_RECORD SET_
·····

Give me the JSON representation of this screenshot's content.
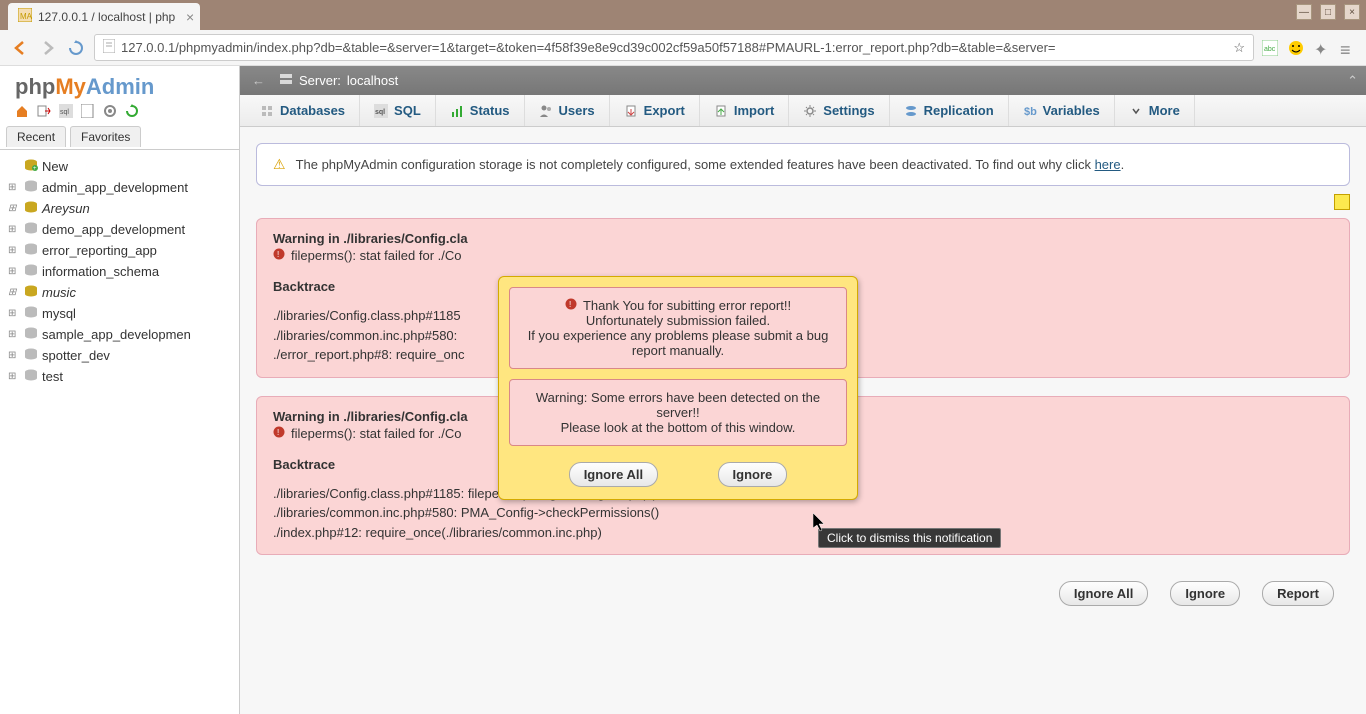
{
  "browser": {
    "tab_title": "127.0.0.1 / localhost | php",
    "url": "127.0.0.1/phpmyadmin/index.php?db=&table=&server=1&target=&token=4f58f39e8e9cd39c002cf59a50f57188#PMAURL-1:error_report.php?db=&table=&server="
  },
  "logo": {
    "php": "php",
    "my": "My",
    "admin": "Admin"
  },
  "sidebar_tabs": {
    "recent": "Recent",
    "favorites": "Favorites"
  },
  "tree": {
    "new": "New",
    "items": [
      {
        "name": "admin_app_development",
        "italic": false
      },
      {
        "name": "Areysun",
        "italic": true
      },
      {
        "name": "demo_app_development",
        "italic": false
      },
      {
        "name": "error_reporting_app",
        "italic": false
      },
      {
        "name": "information_schema",
        "italic": false
      },
      {
        "name": "music",
        "italic": true
      },
      {
        "name": "mysql",
        "italic": false
      },
      {
        "name": "sample_app_developmen",
        "italic": false
      },
      {
        "name": "spotter_dev",
        "italic": false
      },
      {
        "name": "test",
        "italic": false
      }
    ]
  },
  "breadcrumb": {
    "server_label": "Server:",
    "server_value": "localhost"
  },
  "nav_tabs": [
    "Databases",
    "SQL",
    "Status",
    "Users",
    "Export",
    "Import",
    "Settings",
    "Replication",
    "Variables",
    "More"
  ],
  "notice": {
    "text_before": "The phpMyAdmin configuration storage is not completely configured, some extended features have been deactivated. To find out why click ",
    "link": "here",
    "text_after": "."
  },
  "warnings": [
    {
      "heading_label": "Warning",
      "heading_in": " in ",
      "heading_path": "./libraries/Config.cla",
      "sub": "fileperms(): stat failed for ./Co",
      "backtrace_label": "Backtrace",
      "trace": [
        "./libraries/Config.class.php#1185",
        "./libraries/common.inc.php#580:",
        "./error_report.php#8: require_onc"
      ]
    },
    {
      "heading_label": "Warning",
      "heading_in": " in ",
      "heading_path": "./libraries/Config.cla",
      "sub": "fileperms(): stat failed for ./Co",
      "backtrace_label": "Backtrace",
      "trace": [
        "./libraries/Config.class.php#1185: fileperms(string './config.inc.php')",
        "./libraries/common.inc.php#580: PMA_Config->checkPermissions()",
        "./index.php#12: require_once(./libraries/common.inc.php)"
      ]
    }
  ],
  "modal": {
    "box1_line1": "Thank You for subitting error report!!",
    "box1_line2": "Unfortunately submission failed.",
    "box1_line3": "If you experience any problems please submit a bug report manually.",
    "box2_line1": "Warning: Some errors have been detected on the server!!",
    "box2_line2": "Please look at the bottom of this window.",
    "btn_ignore_all": "Ignore All",
    "btn_ignore": "Ignore"
  },
  "bottom_buttons": {
    "ignore_all": "Ignore All",
    "ignore": "Ignore",
    "report": "Report"
  },
  "tooltip": "Click to dismiss this notification"
}
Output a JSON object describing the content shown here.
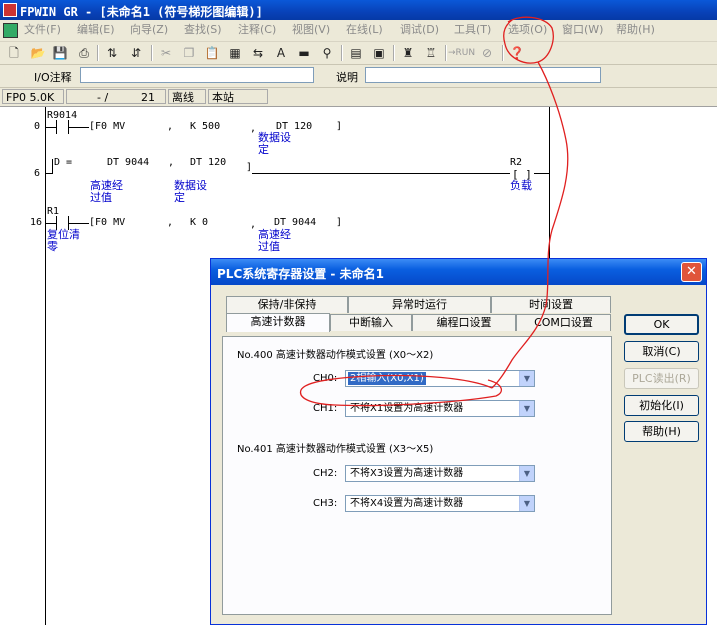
{
  "window": {
    "title": "FPWIN GR - [未命名1 (符号梯形图编辑)]"
  },
  "menu": {
    "items": [
      "文件(F)",
      "编辑(E)",
      "向导(Z)",
      "查找(S)",
      "注释(C)",
      "视图(V)",
      "在线(L)",
      "调试(D)",
      "工具(T)",
      "选项(O)",
      "窗口(W)",
      "帮助(H)"
    ]
  },
  "toolbar": {
    "run_label": "→RUN"
  },
  "io_row": {
    "io_comment_label": "I/O注释",
    "io_comment_value": "",
    "description_label": "说明",
    "description_value": ""
  },
  "status": {
    "plc_model": "FP0 5.0K",
    "position_sep": "- /",
    "position": "21",
    "mode": "离线",
    "station": "本站"
  },
  "ladder": {
    "rungs": [
      {
        "step": "0",
        "contact": "R9014",
        "instr": "[F0 MV",
        "op1_sep": ",",
        "op1": "K 500",
        "op2_sep": ",",
        "op2": "DT 120",
        "close": "]",
        "op2_comment_1": "数据设",
        "op2_comment_2": "定"
      },
      {
        "step": "6",
        "compare": "D =",
        "op1": "DT 9044",
        "op1_sep": ",",
        "op2": "DT 120",
        "close": "]",
        "coil": "R2",
        "coil_comment": "负载",
        "op1_comment_1": "高速经",
        "op1_comment_2": "过值",
        "op2_comment_1": "数据设",
        "op2_comment_2": "定"
      },
      {
        "step": "16",
        "contact": "R1",
        "contact_comment_1": "复位清",
        "contact_comment_2": "零",
        "instr": "[F0 MV",
        "op1_sep": ",",
        "op1": "K 0",
        "op2_sep": ",",
        "op2": "DT 9044",
        "close": "]",
        "op2_comment_1": "高速经",
        "op2_comment_2": "过值"
      }
    ]
  },
  "dialog": {
    "title": "PLC系统寄存器设置 - 未命名1",
    "close_glyph": "✕",
    "tabs_back": [
      "保持/非保持",
      "异常时运行",
      "时间设置"
    ],
    "tabs_front": [
      "高速计数器",
      "中断输入",
      "编程口设置",
      "COM口设置"
    ],
    "active_tab": "高速计数器",
    "group1_title": "No.400  高速计数器动作模式设置 (X0～X2)",
    "group2_title": "No.401  高速计数器动作模式设置 (X3～X5)",
    "fields": [
      {
        "label": "CH0:",
        "value": "2相输入(X0,X1)"
      },
      {
        "label": "CH1:",
        "value": "不将X1设置为高速计数器"
      },
      {
        "label": "CH2:",
        "value": "不将X3设置为高速计数器"
      },
      {
        "label": "CH3:",
        "value": "不将X4设置为高速计数器"
      }
    ],
    "buttons": {
      "ok": "OK",
      "cancel": "取消(C)",
      "plc_read": "PLC读出(R)",
      "init": "初始化(I)",
      "help": "帮助(H)"
    }
  },
  "colors": {
    "titlebar": "#0842b8",
    "dialog_title": "#0a5fe0",
    "comment_text": "#0000cc",
    "annotation": "#e02020",
    "selection": "#316ac5"
  }
}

·····

_CHALLENGE_
Copy each line in the data that holds the word "高速计数器动作模式设置".

_FINISHED TASK_
    "group1_title": "No.400  高速计数器动作模式设置 (X0～X2)",
    "group2_title": "No.401  高速计数器动作模式设置 (X3～X5)",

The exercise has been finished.